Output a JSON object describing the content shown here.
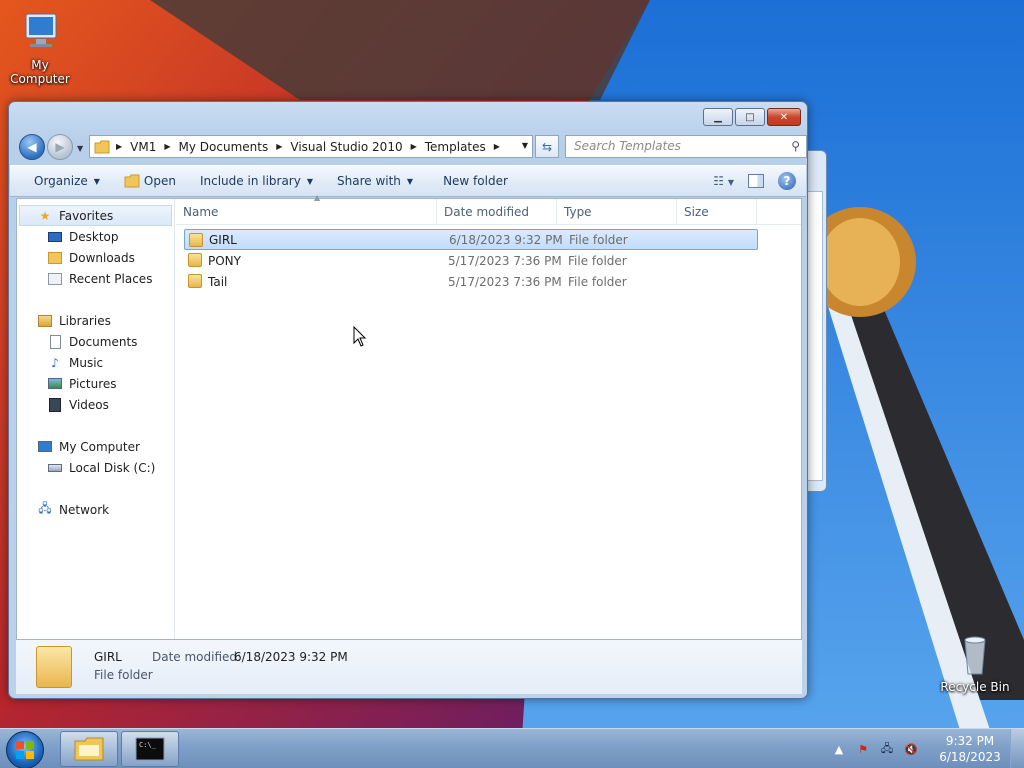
{
  "desktop": {
    "icons": [
      {
        "label": "My Computer",
        "icon": "computer-icon"
      },
      {
        "label": "Recycle Bin",
        "icon": "recycle-bin-icon"
      }
    ]
  },
  "window": {
    "caption_buttons": {
      "minimize": "minimize-icon",
      "maximize": "maximize-icon",
      "close": "close-icon"
    },
    "address": {
      "crumbs": [
        "VM1",
        "My Documents",
        "Visual Studio 2010",
        "Templates"
      ]
    },
    "search": {
      "placeholder": "Search Templates"
    },
    "toolbar": {
      "organize": "Organize",
      "open": "Open",
      "include_in_library": "Include in library",
      "share_with": "Share with",
      "new_folder": "New folder"
    },
    "nav_pane": {
      "favorites": "Favorites",
      "desktop": "Desktop",
      "downloads": "Downloads",
      "recent_places": "Recent Places",
      "libraries": "Libraries",
      "documents": "Documents",
      "music": "Music",
      "pictures": "Pictures",
      "videos": "Videos",
      "my_computer": "My Computer",
      "local_disk": "Local Disk (C:)",
      "network": "Network"
    },
    "columns": {
      "name": "Name",
      "date_modified": "Date modified",
      "type": "Type",
      "size": "Size"
    },
    "files": [
      {
        "name": "GIRL",
        "date": "6/18/2023 9:32 PM",
        "type": "File folder",
        "selected": true
      },
      {
        "name": "PONY",
        "date": "5/17/2023 7:36 PM",
        "type": "File folder",
        "selected": false
      },
      {
        "name": "Tail",
        "date": "5/17/2023 7:36 PM",
        "type": "File folder",
        "selected": false
      }
    ],
    "details": {
      "name": "GIRL",
      "type": "File folder",
      "date_label": "Date modified:",
      "date_value": "6/18/2023 9:32 PM"
    }
  },
  "taskbar": {
    "time": "9:32 PM",
    "date": "6/18/2023"
  },
  "colors": {
    "selection": "#c1dcfc",
    "taskbar": "#7fa0c8",
    "sky": "#2a7ad8"
  }
}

★ ★ ★ ★ ★

## AIM
Do not include images; quote all of the entries above exactly.

## OUTPUT BELOW
Output a JSON object describing the content shown here.
{
  "desktop": {
    "icons": [
      {
        "label": "My Computer",
        "icon": "computer-icon"
      },
      {
        "label": "Recycle Bin",
        "icon": "recycle-bin-icon"
      }
    ]
  },
  "window": {
    "caption_buttons": {
      "minimize": "minimize-icon",
      "maximize": "maximize-icon",
      "close": "close-icon"
    },
    "address": {
      "crumbs": [
        "VM1",
        "My Documents",
        "Visual Studio 2010",
        "Templates"
      ]
    },
    "search": {
      "placeholder": "Search Templates"
    },
    "toolbar": {
      "organize": "Organize",
      "open": "Open",
      "include_in_library": "Include in library",
      "share_with": "Share with",
      "new_folder": "New folder"
    },
    "nav_pane": {
      "favorites": "Favorites",
      "desktop": "Desktop",
      "downloads": "Downloads",
      "recent_places": "Recent Places",
      "libraries": "Libraries",
      "documents": "Documents",
      "music": "Music",
      "pictures": "Pictures",
      "videos": "Videos",
      "my_computer": "My Computer",
      "local_disk": "Local Disk (C:)",
      "network": "Network"
    },
    "columns": {
      "name": "Name",
      "date_modified": "Date modified",
      "type": "Type",
      "size": "Size"
    },
    "files": [
      {
        "name": "GIRL",
        "date": "6/18/2023 9:32 PM",
        "type": "File folder",
        "selected": true
      },
      {
        "name": "PONY",
        "date": "5/17/2023 7:36 PM",
        "type": "File folder",
        "selected": false
      },
      {
        "name": "Tail",
        "date": "5/17/2023 7:36 PM",
        "type": "File folder",
        "selected": false
      }
    ],
    "details": {
      "name": "GIRL",
      "type": "File folder",
      "date_label": "Date modified:",
      "date_value": "6/18/2023 9:32 PM"
    }
  },
  "taskbar": {
    "time": "9:32 PM",
    "date": "6/18/2023"
  },
  "colors": {
    "selection": "#c1dcfc",
    "taskbar": "#7fa0c8",
    "sky": "#2a7ad8"
  }
}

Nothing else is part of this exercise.